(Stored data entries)
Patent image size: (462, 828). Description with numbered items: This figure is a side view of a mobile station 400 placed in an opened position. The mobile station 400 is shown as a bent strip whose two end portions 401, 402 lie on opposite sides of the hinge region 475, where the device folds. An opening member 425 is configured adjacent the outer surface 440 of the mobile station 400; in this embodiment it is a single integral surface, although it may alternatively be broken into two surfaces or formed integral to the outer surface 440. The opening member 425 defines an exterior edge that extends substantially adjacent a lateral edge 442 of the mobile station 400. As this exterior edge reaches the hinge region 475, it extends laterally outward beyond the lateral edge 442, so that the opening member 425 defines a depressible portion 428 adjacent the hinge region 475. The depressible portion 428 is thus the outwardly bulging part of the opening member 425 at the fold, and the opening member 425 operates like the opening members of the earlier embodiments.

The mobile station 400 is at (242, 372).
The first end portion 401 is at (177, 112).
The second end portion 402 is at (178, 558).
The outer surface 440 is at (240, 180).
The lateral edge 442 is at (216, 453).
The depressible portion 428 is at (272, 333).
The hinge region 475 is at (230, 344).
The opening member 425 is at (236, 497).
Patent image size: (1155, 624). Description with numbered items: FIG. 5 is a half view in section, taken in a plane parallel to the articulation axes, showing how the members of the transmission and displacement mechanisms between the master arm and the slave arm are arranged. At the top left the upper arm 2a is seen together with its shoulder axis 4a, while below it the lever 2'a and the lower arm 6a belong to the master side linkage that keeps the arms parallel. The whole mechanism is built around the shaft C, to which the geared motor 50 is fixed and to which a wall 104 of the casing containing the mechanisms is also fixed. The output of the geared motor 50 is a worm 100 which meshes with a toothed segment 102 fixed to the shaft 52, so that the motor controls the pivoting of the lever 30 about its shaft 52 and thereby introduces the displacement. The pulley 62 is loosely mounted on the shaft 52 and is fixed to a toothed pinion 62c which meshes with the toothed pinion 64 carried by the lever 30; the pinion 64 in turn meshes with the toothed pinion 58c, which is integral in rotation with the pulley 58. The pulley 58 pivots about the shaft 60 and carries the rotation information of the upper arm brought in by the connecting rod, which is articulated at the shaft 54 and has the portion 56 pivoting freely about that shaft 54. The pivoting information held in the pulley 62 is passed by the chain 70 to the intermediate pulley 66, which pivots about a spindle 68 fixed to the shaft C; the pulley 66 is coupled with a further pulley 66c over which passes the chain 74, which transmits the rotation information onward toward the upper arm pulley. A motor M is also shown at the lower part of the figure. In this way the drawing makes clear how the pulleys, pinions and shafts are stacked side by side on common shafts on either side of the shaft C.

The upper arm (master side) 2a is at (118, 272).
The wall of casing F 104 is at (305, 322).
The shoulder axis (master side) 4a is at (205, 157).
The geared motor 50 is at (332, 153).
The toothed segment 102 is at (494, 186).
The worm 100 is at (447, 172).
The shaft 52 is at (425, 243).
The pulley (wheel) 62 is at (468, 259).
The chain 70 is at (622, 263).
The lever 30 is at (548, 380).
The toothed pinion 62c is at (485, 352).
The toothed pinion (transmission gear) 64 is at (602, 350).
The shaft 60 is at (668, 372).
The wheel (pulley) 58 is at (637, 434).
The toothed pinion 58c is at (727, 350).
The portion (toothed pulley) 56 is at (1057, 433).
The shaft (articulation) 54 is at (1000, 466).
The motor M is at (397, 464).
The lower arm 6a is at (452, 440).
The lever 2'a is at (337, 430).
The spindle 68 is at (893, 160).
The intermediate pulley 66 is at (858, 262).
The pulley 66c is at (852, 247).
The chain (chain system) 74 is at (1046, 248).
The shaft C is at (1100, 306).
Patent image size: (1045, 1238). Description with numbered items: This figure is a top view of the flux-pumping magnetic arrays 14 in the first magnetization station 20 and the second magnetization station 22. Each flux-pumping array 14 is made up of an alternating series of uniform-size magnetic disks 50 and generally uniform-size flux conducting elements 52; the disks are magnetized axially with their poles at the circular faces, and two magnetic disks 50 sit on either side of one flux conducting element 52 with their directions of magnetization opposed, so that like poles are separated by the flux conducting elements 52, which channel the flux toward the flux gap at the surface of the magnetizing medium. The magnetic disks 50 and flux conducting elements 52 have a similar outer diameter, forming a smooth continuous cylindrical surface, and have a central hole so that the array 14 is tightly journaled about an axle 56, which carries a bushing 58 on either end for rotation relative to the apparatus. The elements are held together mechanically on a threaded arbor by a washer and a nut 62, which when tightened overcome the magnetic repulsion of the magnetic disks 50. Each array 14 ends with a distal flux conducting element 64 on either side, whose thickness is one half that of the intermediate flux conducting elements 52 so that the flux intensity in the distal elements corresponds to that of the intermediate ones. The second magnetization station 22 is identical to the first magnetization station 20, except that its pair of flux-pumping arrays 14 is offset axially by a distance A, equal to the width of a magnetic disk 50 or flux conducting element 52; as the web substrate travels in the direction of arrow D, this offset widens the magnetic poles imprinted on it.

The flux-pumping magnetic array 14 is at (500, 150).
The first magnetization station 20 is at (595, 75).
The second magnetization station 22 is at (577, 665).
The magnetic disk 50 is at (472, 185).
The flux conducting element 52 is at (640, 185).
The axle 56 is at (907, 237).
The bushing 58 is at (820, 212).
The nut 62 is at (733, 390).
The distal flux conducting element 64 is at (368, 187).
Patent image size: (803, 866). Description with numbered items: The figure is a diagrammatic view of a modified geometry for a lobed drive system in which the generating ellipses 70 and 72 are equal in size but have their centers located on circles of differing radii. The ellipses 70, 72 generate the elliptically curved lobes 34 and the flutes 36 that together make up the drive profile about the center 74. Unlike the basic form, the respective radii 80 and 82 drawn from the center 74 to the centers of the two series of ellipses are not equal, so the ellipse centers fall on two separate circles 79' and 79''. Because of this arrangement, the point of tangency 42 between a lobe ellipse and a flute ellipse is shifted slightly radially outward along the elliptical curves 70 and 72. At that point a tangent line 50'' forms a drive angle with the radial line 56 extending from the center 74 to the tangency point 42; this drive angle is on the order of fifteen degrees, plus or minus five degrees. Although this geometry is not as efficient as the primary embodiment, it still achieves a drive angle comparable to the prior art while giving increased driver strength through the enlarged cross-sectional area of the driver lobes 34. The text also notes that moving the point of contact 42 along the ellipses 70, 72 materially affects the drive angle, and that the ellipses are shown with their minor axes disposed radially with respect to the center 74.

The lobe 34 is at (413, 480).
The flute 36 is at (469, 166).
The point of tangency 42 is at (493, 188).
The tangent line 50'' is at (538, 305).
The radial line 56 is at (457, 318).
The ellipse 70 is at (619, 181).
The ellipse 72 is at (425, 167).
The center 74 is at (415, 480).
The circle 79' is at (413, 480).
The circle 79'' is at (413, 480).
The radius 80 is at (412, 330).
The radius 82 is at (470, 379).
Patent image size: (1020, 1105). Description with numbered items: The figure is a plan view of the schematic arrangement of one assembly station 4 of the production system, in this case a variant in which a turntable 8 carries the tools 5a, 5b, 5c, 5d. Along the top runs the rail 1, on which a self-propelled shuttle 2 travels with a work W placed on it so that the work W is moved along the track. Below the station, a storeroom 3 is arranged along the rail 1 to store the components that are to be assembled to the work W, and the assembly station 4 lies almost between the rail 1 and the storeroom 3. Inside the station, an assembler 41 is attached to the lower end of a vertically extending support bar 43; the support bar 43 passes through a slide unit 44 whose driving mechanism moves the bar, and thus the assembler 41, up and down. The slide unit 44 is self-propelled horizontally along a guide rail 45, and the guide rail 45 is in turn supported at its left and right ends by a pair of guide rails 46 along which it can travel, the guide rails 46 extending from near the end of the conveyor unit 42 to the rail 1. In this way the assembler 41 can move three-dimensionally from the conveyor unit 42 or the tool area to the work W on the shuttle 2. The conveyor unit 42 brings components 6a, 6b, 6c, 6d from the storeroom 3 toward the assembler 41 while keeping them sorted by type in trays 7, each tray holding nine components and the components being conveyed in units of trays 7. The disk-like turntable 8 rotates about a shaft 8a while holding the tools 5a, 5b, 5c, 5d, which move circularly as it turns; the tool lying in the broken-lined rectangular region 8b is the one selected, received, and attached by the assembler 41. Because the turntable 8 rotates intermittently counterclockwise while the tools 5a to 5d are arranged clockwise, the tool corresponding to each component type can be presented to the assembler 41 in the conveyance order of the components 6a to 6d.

* [What you have to do]: Reproduce the entries word for word from the very first line through the line containing "The opening member 425 is at (236, 497).", including that line.

* [Solution for this exercise]:
Patent image size: (462, 828). Description with numbered items: This figure is a side view of a mobile station 400 placed in an opened position. The mobile station 400 is shown as a bent strip whose two end portions 401, 402 lie on opposite sides of the hinge region 475, where the device folds. An opening member 425 is configured adjacent the outer surface 440 of the mobile station 400; in this embodiment it is a single integral surface, although it may alternatively be broken into two surfaces or formed integral to the outer surface 440. The opening member 425 defines an exterior edge that extends substantially adjacent a lateral edge 442 of the mobile station 400. As this exterior edge reaches the hinge region 475, it extends laterally outward beyond the lateral edge 442, so that the opening member 425 defines a depressible portion 428 adjacent the hinge region 475. The depressible portion 428 is thus the outwardly bulging part of the opening member 425 at the fold, and the opening member 425 operates like the opening members of the earlier embodiments.

The mobile station 400 is at (242, 372).
The first end portion 401 is at (177, 112).
The second end portion 402 is at (178, 558).
The outer surface 440 is at (240, 180).
The lateral edge 442 is at (216, 453).
The depressible portion 428 is at (272, 333).
The hinge region 475 is at (230, 344).
The opening member 425 is at (236, 497).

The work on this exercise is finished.